Task objective :: Give back the full material, exactly as it reads.

Stored items ::
## Start

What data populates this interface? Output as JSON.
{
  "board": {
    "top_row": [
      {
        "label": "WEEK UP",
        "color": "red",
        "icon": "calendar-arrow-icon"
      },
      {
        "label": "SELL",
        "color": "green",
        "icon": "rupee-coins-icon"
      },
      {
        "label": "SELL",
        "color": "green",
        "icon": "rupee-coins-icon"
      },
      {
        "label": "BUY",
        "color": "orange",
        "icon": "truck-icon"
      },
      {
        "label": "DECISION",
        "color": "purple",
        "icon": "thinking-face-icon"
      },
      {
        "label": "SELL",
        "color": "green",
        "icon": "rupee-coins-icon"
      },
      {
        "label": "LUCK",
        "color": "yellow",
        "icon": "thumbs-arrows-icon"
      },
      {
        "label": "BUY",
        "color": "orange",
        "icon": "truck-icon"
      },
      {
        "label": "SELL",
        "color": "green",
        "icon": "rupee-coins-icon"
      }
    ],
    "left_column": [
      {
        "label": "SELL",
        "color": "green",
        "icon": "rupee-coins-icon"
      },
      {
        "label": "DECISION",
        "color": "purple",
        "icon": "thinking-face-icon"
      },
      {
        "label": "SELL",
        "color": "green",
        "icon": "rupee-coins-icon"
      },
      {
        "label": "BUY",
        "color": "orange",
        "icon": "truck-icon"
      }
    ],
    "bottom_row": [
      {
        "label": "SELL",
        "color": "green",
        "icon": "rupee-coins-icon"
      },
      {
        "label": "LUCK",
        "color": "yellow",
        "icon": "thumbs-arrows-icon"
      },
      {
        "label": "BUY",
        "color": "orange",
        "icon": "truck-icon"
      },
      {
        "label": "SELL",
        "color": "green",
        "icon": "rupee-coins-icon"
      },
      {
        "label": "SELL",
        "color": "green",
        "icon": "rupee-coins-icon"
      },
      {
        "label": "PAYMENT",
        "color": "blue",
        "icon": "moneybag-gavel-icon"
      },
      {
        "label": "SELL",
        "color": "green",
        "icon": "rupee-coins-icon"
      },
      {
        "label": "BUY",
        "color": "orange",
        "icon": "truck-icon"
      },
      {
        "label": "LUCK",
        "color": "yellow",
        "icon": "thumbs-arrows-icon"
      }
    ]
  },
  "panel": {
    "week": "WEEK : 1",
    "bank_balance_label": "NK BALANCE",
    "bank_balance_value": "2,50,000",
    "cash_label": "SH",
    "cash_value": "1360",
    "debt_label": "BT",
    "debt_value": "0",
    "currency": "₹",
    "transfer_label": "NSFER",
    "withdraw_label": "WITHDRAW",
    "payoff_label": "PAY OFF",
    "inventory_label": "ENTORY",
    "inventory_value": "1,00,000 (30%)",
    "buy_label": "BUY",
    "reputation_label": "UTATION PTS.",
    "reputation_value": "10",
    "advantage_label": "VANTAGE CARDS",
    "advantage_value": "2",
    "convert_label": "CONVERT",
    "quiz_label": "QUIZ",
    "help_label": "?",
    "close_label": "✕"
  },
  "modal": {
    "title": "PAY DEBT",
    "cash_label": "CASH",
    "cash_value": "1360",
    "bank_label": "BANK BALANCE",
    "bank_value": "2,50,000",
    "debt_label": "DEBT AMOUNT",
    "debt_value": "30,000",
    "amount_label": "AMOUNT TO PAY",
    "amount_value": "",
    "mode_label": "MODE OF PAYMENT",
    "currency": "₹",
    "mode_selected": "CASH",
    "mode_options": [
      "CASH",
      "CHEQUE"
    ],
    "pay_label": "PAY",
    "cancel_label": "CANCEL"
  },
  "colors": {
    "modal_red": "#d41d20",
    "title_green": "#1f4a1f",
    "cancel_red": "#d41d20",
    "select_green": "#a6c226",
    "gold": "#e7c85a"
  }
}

## End

Finished task ::
What data populates this interface? Output as JSON.
{
  "board": {
    "top_row": [
      {
        "label": "WEEK UP",
        "color": "red",
        "icon": "calendar-arrow-icon"
      },
      {
        "label": "SELL",
        "color": "green",
        "icon": "rupee-coins-icon"
      },
      {
        "label": "SELL",
        "color": "green",
        "icon": "rupee-coins-icon"
      },
      {
        "label": "BUY",
        "color": "orange",
        "icon": "truck-icon"
      },
      {
        "label": "DECISION",
        "color": "purple",
        "icon": "thinking-face-icon"
      },
      {
        "label": "SELL",
        "color": "green",
        "icon": "rupee-coins-icon"
      },
      {
        "label": "LUCK",
        "color": "yellow",
        "icon": "thumbs-arrows-icon"
      },
      {
        "label": "BUY",
        "color": "orange",
        "icon": "truck-icon"
      },
      {
        "label": "SELL",
        "color": "green",
        "icon": "rupee-coins-icon"
      }
    ],
    "left_column": [
      {
        "label": "SELL",
        "color": "green",
        "icon": "rupee-coins-icon"
      },
      {
        "label": "DECISION",
        "color": "purple",
        "icon": "thinking-face-icon"
      },
      {
        "label": "SELL",
        "color": "green",
        "icon": "rupee-coins-icon"
      },
      {
        "label": "BUY",
        "color": "orange",
        "icon": "truck-icon"
      }
    ],
    "bottom_row": [
      {
        "label": "SELL",
        "color": "green",
        "icon": "rupee-coins-icon"
      },
      {
        "label": "LUCK",
        "color": "yellow",
        "icon": "thumbs-arrows-icon"
      },
      {
        "label": "BUY",
        "color": "orange",
        "icon": "truck-icon"
      },
      {
        "label": "SELL",
        "color": "green",
        "icon": "rupee-coins-icon"
      },
      {
        "label": "SELL",
        "color": "green",
        "icon": "rupee-coins-icon"
      },
      {
        "label": "PAYMENT",
        "color": "blue",
        "icon": "moneybag-gavel-icon"
      },
      {
        "label": "SELL",
        "color": "green",
        "icon": "rupee-coins-icon"
      },
      {
        "label": "BUY",
        "color": "orange",
        "icon": "truck-icon"
      },
      {
        "label": "LUCK",
        "color": "yellow",
        "icon": "thumbs-arrows-icon"
      }
    ]
  },
  "panel": {
    "week": "WEEK : 1",
    "bank_balance_label": "NK BALANCE",
    "bank_balance_value": "2,50,000",
    "cash_label": "SH",
    "cash_value": "1360",
    "debt_label": "BT",
    "debt_value": "0",
    "currency": "₹",
    "transfer_label": "NSFER",
    "withdraw_label": "WITHDRAW",
    "payoff_label": "PAY OFF",
    "inventory_label": "ENTORY",
    "inventory_value": "1,00,000 (30%)",
    "buy_label": "BUY",
    "reputation_label": "UTATION PTS.",
    "reputation_value": "10",
    "advantage_label": "VANTAGE CARDS",
    "advantage_value": "2",
    "convert_label": "CONVERT",
    "quiz_label": "QUIZ",
    "help_label": "?",
    "close_label": "✕"
  },
  "modal": {
    "title": "PAY DEBT",
    "cash_label": "CASH",
    "cash_value": "1360",
    "bank_label": "BANK BALANCE",
    "bank_value": "2,50,000",
    "debt_label": "DEBT AMOUNT",
    "debt_value": "30,000",
    "amount_label": "AMOUNT TO PAY",
    "amount_value": "",
    "mode_label": "MODE OF PAYMENT",
    "currency": "₹",
    "mode_selected": "CASH",
    "mode_options": [
      "CASH",
      "CHEQUE"
    ],
    "pay_label": "PAY",
    "cancel_label": "CANCEL"
  },
  "colors": {
    "modal_red": "#d41d20",
    "title_green": "#1f4a1f",
    "cancel_red": "#d41d20",
    "select_green": "#a6c226",
    "gold": "#e7c85a"
  }
}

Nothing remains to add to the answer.